■ What needs to be done
Pick out all lines in the listing holding the string "title" and copy them.

■ Supplied material
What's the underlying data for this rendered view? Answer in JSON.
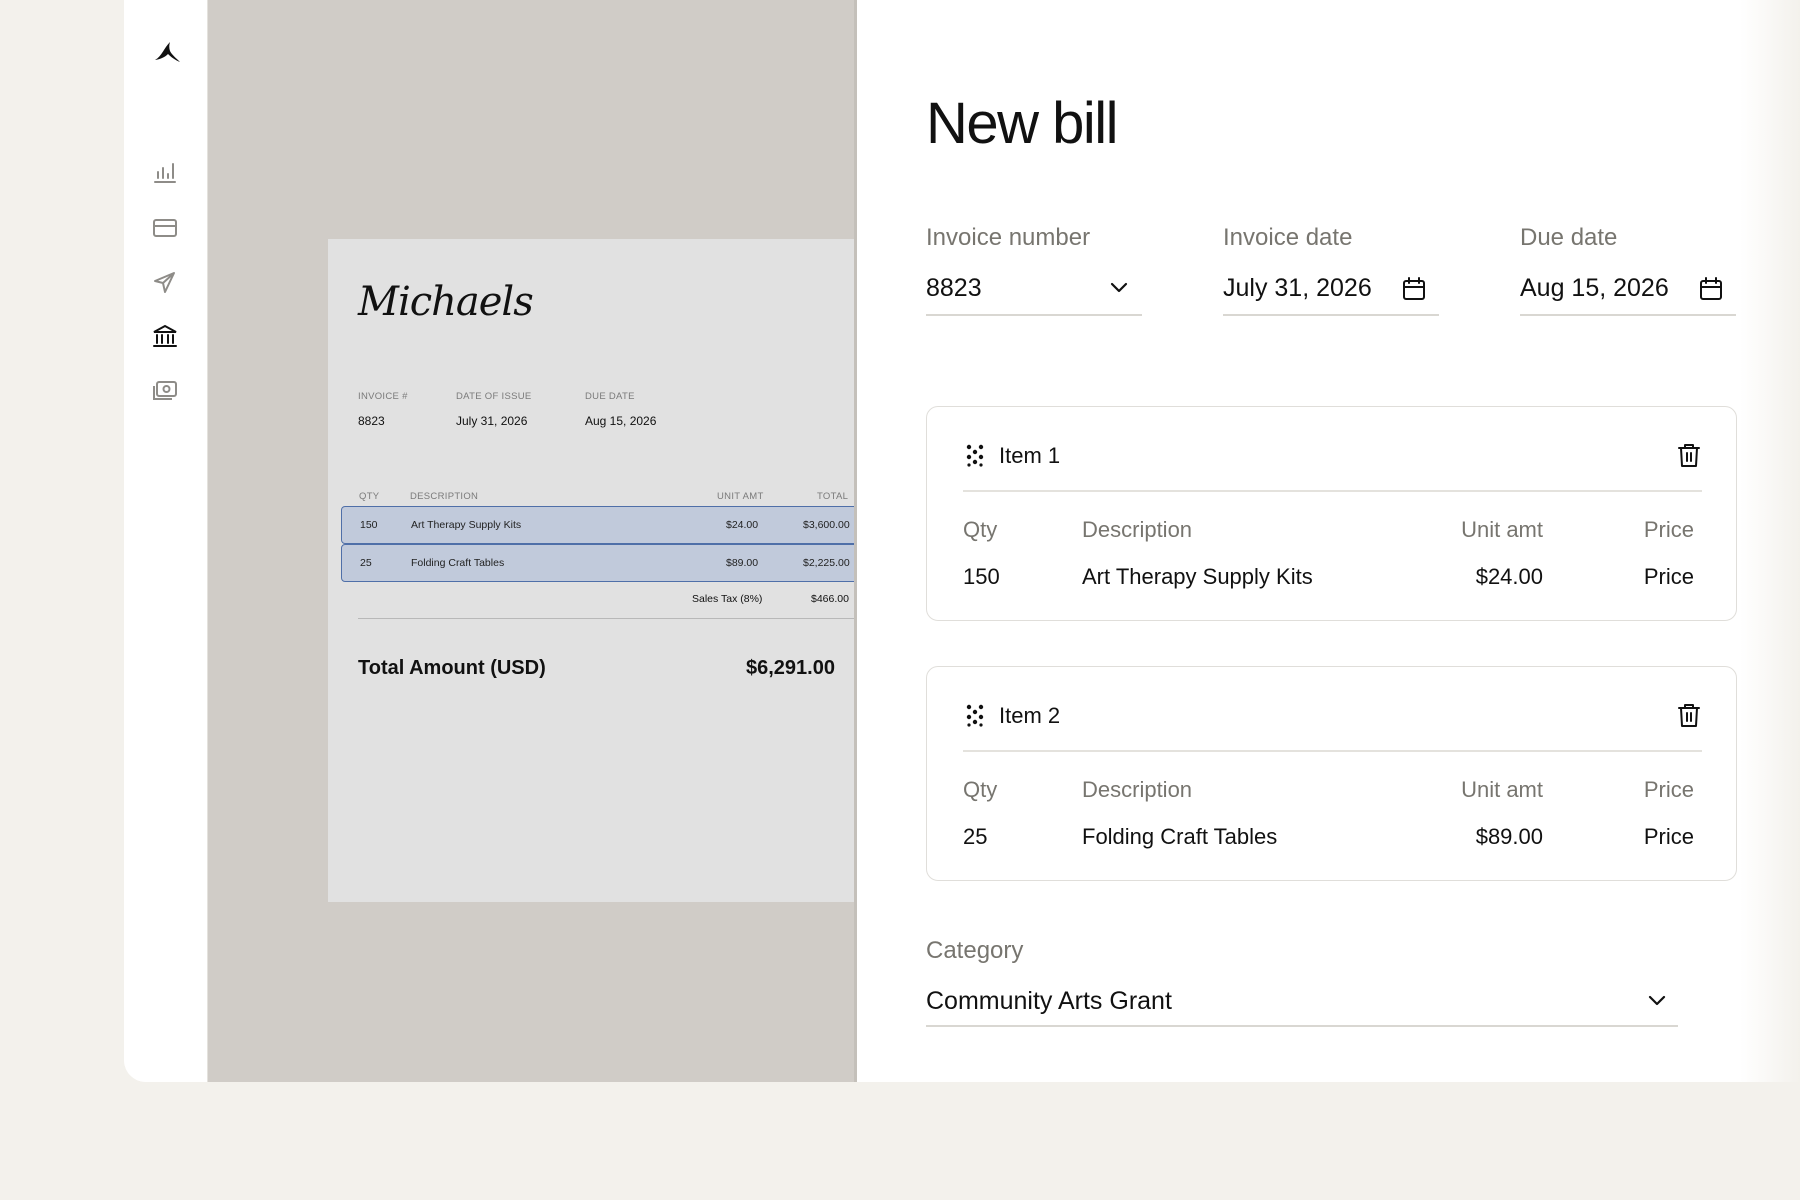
{
  "invoice_preview": {
    "brand": "Michaels",
    "meta": [
      {
        "label": "INVOICE #",
        "value": "8823"
      },
      {
        "label": "DATE OF ISSUE",
        "value": "July 31, 2026"
      },
      {
        "label": "DUE DATE",
        "value": "Aug 15, 2026"
      }
    ],
    "headers": {
      "qty": "QTY",
      "description": "DESCRIPTION",
      "unit_amt": "UNIT AMT",
      "total": "TOTAL"
    },
    "rows": [
      {
        "qty": "150",
        "description": "Art Therapy Supply Kits",
        "unit_amt": "$24.00",
        "total": "$3,600.00"
      },
      {
        "qty": "25",
        "description": "Folding Craft Tables",
        "unit_amt": "$89.00",
        "total": "$2,225.00"
      }
    ],
    "tax_label": "Sales Tax (8%)",
    "tax_value": "$466.00",
    "total_label": "Total Amount (USD)",
    "total_value": "$6,291.00",
    "highlight_color": "#c1cadb",
    "highlight_border": "#4f6fa8"
  },
  "form": {
    "title": "New bill",
    "invoice_number": {
      "label": "Invoice number",
      "value": "8823"
    },
    "invoice_date": {
      "label": "Invoice date",
      "value": "July 31, 2026"
    },
    "due_date": {
      "label": "Due date",
      "value": "Aug 15, 2026"
    },
    "column_headers": {
      "qty": "Qty",
      "description": "Description",
      "unit_amt": "Unit amt",
      "price": "Price"
    },
    "items": [
      {
        "title": "Item 1",
        "qty": "150",
        "description": "Art Therapy Supply Kits",
        "unit_amt": "$24.00",
        "price": "Price"
      },
      {
        "title": "Item 2",
        "qty": "25",
        "description": "Folding Craft Tables",
        "unit_amt": "$89.00",
        "price": "Price"
      }
    ],
    "category": {
      "label": "Category",
      "value": "Community Arts Grant"
    }
  },
  "sidebar": {
    "icons": [
      "logo-icon",
      "chart-icon",
      "card-icon",
      "plane-icon",
      "bank-icon",
      "cash-icon"
    ]
  }
}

■ Exercise result
    "title": "New bill",
        "title": "Item 1",
        "title": "Item 2",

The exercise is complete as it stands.